▶ **Directive**: Pick out every line in the records below that contains the string "year", matching case exactly, and copy each such line in full.

[Stored records]
##############################
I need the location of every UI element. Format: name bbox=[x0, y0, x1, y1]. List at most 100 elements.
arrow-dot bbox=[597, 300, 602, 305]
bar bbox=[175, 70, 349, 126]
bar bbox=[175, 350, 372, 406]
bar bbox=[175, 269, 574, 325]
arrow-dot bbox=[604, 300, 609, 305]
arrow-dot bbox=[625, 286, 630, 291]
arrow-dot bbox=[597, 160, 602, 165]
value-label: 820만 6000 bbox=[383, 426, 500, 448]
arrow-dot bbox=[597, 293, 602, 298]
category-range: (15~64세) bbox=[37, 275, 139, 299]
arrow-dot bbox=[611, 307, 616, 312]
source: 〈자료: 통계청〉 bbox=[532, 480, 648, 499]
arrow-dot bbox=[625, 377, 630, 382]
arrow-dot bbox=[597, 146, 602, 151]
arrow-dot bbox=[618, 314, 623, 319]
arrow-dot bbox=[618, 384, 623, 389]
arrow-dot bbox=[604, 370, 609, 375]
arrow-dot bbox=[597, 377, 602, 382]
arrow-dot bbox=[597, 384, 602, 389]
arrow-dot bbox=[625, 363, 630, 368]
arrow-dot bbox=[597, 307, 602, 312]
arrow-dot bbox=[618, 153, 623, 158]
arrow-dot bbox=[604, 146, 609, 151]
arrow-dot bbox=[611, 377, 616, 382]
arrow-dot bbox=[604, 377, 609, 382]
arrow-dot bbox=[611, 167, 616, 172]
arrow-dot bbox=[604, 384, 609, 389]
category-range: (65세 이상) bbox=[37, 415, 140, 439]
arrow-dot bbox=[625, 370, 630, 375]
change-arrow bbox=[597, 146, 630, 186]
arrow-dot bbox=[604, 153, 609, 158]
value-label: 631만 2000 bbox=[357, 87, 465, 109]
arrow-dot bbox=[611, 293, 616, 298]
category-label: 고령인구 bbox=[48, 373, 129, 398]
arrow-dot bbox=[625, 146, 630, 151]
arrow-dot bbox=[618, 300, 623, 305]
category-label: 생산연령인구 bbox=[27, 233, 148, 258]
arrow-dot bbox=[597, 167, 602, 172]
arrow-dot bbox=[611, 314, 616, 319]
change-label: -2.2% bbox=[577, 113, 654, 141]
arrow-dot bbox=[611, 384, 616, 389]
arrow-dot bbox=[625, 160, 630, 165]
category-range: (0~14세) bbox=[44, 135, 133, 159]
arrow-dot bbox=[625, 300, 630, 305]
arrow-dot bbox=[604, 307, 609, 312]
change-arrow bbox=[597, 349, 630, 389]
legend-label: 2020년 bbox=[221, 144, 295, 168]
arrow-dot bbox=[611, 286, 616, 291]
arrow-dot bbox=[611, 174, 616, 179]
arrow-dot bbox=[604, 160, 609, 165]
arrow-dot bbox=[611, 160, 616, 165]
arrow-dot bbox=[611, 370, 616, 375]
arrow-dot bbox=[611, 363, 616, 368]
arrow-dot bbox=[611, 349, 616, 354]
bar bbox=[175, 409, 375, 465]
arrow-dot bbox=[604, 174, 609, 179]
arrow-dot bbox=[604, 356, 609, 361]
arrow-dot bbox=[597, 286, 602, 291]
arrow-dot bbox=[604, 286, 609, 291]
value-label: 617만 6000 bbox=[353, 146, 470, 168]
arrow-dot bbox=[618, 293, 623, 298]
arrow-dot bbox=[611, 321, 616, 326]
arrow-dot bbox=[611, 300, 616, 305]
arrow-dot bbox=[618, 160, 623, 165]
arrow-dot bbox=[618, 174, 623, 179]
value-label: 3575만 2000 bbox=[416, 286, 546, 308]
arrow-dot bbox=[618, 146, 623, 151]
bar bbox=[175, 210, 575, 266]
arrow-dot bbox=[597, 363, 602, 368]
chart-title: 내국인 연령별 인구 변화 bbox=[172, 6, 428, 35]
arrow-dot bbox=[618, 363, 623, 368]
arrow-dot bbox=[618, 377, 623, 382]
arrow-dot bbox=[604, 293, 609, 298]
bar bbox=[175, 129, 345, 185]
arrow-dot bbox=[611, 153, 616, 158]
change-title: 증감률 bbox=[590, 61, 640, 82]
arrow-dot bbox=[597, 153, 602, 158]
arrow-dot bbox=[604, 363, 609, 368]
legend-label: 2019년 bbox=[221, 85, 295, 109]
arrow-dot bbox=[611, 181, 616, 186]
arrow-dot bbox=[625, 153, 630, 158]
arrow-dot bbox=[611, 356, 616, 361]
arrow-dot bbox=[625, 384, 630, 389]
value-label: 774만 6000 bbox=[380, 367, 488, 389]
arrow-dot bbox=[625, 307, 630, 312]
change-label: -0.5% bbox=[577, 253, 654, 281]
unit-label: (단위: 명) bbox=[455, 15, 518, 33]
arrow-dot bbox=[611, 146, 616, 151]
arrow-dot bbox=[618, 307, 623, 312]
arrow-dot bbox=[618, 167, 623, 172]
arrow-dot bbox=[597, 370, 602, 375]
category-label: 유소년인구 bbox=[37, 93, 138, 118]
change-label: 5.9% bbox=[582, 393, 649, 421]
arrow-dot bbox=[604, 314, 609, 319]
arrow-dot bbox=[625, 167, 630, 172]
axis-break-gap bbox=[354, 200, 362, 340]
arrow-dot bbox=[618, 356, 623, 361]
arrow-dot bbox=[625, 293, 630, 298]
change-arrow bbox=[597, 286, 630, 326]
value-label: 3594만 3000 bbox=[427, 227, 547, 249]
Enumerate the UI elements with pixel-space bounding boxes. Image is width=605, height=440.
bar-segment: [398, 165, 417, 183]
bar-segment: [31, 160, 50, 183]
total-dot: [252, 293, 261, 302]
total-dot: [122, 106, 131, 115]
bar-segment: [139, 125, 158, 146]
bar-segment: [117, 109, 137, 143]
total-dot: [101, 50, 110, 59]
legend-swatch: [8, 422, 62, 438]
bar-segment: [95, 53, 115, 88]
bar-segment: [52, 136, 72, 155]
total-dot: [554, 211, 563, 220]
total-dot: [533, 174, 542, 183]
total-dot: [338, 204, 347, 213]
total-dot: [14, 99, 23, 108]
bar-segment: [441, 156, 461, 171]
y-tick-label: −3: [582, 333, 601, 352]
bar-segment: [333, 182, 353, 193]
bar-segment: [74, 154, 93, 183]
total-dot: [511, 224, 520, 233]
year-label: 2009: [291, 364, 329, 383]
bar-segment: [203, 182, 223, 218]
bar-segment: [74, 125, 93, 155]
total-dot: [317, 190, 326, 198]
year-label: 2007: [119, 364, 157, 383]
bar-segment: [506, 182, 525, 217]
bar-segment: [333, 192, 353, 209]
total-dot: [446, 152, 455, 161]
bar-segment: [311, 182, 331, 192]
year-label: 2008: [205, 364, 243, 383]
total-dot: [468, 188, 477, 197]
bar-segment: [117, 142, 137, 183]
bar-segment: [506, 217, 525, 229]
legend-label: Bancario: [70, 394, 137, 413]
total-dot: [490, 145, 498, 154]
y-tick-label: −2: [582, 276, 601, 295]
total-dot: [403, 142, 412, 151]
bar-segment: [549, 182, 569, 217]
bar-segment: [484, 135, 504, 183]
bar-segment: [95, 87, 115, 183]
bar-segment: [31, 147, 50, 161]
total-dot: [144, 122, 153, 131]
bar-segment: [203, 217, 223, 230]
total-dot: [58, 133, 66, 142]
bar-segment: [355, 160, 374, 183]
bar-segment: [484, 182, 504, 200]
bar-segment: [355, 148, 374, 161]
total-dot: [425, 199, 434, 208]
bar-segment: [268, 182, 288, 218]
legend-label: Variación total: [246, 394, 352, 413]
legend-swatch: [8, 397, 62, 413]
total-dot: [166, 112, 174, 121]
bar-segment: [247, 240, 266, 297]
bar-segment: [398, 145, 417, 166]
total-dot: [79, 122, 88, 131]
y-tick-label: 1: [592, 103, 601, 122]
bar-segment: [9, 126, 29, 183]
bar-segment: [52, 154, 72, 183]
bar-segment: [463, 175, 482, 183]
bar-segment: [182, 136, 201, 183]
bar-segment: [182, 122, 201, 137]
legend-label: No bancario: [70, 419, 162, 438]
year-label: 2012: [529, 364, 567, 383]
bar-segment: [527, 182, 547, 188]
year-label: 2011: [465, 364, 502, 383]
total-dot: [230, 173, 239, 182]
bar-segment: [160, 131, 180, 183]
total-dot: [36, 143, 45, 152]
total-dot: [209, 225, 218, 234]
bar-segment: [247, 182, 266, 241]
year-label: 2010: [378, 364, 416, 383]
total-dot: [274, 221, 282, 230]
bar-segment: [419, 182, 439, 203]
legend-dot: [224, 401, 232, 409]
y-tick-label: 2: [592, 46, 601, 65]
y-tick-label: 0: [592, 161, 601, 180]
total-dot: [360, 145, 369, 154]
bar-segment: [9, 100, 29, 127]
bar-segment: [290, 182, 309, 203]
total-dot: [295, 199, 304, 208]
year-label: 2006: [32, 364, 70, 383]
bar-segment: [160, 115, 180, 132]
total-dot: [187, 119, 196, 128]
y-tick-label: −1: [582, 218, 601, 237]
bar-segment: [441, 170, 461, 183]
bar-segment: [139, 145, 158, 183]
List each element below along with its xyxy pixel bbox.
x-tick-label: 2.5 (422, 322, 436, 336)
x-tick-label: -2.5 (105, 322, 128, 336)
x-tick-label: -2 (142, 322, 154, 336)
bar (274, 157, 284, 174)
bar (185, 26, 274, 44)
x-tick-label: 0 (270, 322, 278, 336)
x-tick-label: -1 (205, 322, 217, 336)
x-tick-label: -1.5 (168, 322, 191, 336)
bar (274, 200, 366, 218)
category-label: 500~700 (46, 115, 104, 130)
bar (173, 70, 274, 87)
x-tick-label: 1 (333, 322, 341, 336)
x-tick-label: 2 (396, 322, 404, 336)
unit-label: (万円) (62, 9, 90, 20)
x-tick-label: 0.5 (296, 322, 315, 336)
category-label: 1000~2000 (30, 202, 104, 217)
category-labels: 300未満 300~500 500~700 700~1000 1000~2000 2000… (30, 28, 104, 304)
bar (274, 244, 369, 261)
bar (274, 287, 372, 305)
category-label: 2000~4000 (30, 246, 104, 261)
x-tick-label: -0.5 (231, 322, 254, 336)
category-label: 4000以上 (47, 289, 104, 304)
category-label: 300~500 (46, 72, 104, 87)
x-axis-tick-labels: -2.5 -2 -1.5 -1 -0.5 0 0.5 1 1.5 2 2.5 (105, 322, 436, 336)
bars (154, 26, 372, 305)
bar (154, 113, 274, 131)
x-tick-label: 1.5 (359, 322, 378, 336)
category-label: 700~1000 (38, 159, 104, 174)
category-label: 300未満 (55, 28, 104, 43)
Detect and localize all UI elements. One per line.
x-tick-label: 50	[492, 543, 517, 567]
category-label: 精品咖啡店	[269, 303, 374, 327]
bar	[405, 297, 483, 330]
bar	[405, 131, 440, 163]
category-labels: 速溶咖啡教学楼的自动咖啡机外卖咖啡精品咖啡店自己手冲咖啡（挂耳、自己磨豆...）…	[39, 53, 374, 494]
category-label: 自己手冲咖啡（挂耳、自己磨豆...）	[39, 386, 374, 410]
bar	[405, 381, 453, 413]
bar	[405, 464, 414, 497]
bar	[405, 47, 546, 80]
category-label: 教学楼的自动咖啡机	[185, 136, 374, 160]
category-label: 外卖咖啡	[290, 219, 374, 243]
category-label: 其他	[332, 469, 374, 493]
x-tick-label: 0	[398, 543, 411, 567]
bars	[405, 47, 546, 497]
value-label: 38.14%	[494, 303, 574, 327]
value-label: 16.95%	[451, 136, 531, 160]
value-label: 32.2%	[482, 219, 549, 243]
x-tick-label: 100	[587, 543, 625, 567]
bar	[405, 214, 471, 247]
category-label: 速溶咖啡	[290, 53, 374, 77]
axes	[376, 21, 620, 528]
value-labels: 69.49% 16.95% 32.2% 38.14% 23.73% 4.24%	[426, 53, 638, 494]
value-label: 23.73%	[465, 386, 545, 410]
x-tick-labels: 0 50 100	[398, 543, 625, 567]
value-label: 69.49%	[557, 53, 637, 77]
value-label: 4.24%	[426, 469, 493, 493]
##############################
▶ **Final answer**:
year-label: 2009: [291, 364, 329, 383]
year-label: 2007: [119, 364, 157, 383]
year-label: 2008: [205, 364, 243, 383]
year-label: 2012: [529, 364, 567, 383]
year-label: 2011: [465, 364, 502, 383]
year-label: 2010: [378, 364, 416, 383]
year-label: 2006: [32, 364, 70, 383]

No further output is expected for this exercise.